_Task goal_
According to the press release on the Stylized Sculpture exhibition, what years do the borrowed garments date from?

_Provided passage_
════════════════════
Contemporary Japanese Fashion from the Kyoto Costume Institute. The first major exhibition to combine the collective talents of leading Japanese fashion designers with new work by Hiroshi Sugimoto, one of today's most compelling artists.
Contemporary Japanese Fashion from the Kyoto Costume Institute
San Francisco, CA, July 11, 2007: Japanese fashion: It’s more than meets the eye.
From October 12, 2007, through January 6, 2008, the Asian Art Museum will present Stylized Sculpture: Contemporary Japanese Fashion from the Kyoto Costume Institute, the first major exhibition to combine the collective talents of leading Japanese fashion designers with new work by Hiroshi Sugimoto, one of today’s most compelling artists. This special exhibition—conceived by Sugimoto—spotlights the extraordinary sculptural quality of contemporary Japanese fashion through 21 seminal masterworks by Issey Miyake, Rei Kawakubo, Yohji Yamamoto, Junya Watanabe, and Tao Kurihara. The presentation will also feature four new, large-scale photographs by Sugimoto—never-before-seen pieces from a forthcoming body of work—which capture the garments’ shadows, lines, and fullness of form, alongside the innovative creations that inspired them. The garments—borrowed from the Kyoto Costume Institute, one of the world’s leading repositories of haute couture—date from 1983 to 2007, and include a range of materials and methods from various seasons. Co-curated by Kyoto Costume Institute chief curator Akiko Fukai, Sugimoto, and the Asian Art Museum. Stylized Sculpture will be on view exclusively at the Asian Art Museum.
In conceiving of Stylized Sculpture, Sugimoto states that he “looks at the human body and the man-made skins that envelop it as contemporary sculpture. Issey Miyake, Rei Kawakubo, Yohji Yamamoto, and other Japanese designers have defiantly challenged the elegance of European mainstream fashion, vastly expanding the very concept of this artificial skin … and they have incarnated these creations with textures, colors, and shapes worthy of definition as sculpture.” In an effort to respect, and not distract from, the sculptural aesthetic of the garments on view, the Asian Art Museum’s installation will be sleek and minimal, with careful lighting to heighten the effect of the shadows, as in Sugimoto’s photographs. The garments will be presented on mannequins alongside the photographs, in galleries uncluttered by wall text or object labels. A complimentary brochure will provide didactic information about the exhibition, the garments and the designers, and will include further examples of Sugimoto’s new photography not included in the exhibition.
Japanese Fashion 1983–2007:
Issey Miyake, Rei Kawakubo, Yohji Yamamoto, Junya Watanabe, and Tao Kurihara
In the early 1980s, Japanese designers Issey Miyake, Rei Kawakubo, and Yohji Yamamoto took Paris by storm with avant-garde styles that overturned traditional Western conceptions of chic. Informed in part, perhaps, by traditional forms of Japanese clothing such as the kimono, the designers produced radical garments with shapes and textures that didn’t necessarily respond to the contours of the human body. Though they work independently, Miyake, Kawakubo, and Yamamoto share an interest in integrating Japanese tradition and tailoring with contemporary ideologies and technologies, resulting in exaggerated, voluminous pieces made out of unexpected materials. The creations on view in Stylized Sculpture will reflect the broad aesthetic of Japanese fashion over the past twenty years, as well as pinpoint the features for which each designer is best known.
════════════════════
_Record excerpts_
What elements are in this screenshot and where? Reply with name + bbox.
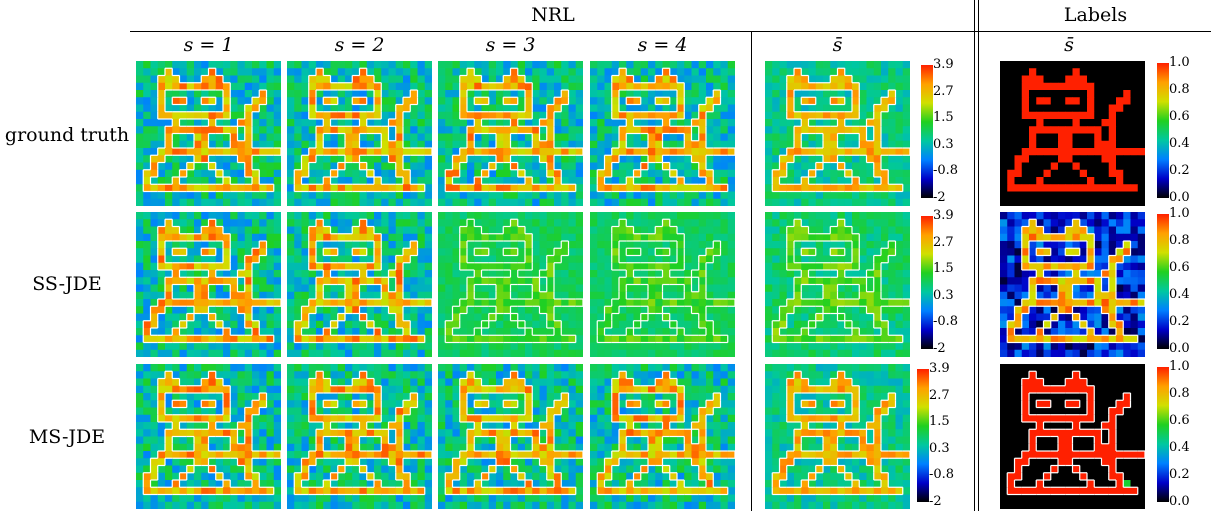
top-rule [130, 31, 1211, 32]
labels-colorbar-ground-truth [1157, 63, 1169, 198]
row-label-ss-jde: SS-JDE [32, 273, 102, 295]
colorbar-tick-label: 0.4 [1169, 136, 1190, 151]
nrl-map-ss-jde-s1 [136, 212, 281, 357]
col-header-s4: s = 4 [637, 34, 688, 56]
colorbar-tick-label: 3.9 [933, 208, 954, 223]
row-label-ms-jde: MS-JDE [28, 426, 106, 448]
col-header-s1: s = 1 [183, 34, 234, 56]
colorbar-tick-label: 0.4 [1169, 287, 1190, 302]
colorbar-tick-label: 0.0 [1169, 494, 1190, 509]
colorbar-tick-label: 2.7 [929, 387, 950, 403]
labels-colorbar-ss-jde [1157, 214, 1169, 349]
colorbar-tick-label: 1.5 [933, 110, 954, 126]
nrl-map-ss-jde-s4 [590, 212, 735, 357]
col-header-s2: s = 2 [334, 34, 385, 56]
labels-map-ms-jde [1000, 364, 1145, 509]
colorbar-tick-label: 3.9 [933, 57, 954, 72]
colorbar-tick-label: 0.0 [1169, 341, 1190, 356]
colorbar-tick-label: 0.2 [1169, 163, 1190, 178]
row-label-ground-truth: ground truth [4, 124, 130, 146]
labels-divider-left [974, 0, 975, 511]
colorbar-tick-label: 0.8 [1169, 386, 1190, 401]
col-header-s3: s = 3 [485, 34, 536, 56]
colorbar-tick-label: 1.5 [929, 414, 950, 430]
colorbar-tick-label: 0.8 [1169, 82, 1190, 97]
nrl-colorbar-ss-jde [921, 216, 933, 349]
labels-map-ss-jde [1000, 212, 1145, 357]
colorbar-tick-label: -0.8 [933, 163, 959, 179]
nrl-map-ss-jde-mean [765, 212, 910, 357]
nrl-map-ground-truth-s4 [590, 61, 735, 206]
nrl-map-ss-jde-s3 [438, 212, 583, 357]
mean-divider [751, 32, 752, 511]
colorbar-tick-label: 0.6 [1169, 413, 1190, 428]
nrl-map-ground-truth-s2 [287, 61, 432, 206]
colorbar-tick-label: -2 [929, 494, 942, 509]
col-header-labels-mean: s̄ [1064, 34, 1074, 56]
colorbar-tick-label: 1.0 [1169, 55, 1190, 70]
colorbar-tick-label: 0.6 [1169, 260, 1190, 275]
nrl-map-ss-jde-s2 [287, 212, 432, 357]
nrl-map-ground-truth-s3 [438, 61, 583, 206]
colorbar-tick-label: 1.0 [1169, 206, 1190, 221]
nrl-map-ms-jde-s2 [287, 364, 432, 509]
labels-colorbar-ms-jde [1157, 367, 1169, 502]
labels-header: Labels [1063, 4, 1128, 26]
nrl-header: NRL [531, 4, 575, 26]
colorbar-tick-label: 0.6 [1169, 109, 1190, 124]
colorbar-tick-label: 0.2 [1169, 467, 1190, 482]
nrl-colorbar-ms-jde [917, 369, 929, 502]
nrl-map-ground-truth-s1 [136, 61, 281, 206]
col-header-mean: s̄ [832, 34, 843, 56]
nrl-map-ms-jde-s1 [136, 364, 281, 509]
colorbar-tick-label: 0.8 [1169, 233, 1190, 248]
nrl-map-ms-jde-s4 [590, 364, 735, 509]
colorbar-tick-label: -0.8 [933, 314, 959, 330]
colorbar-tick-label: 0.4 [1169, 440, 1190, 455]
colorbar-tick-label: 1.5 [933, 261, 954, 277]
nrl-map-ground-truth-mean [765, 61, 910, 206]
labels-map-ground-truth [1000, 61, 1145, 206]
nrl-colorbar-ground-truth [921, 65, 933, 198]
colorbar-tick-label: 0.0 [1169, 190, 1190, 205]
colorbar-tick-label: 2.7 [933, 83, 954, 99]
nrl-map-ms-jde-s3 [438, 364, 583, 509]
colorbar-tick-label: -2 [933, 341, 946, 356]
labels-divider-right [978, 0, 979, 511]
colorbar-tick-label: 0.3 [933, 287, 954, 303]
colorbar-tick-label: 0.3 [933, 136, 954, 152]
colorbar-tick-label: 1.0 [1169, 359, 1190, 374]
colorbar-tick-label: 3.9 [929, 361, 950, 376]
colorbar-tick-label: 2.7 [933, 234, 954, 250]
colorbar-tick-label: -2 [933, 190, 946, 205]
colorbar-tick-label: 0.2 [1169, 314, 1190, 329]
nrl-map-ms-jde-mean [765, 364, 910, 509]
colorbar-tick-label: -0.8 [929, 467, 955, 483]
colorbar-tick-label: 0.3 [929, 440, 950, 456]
════════════════════
_Right answer_
The garments date from 1983 to 2007.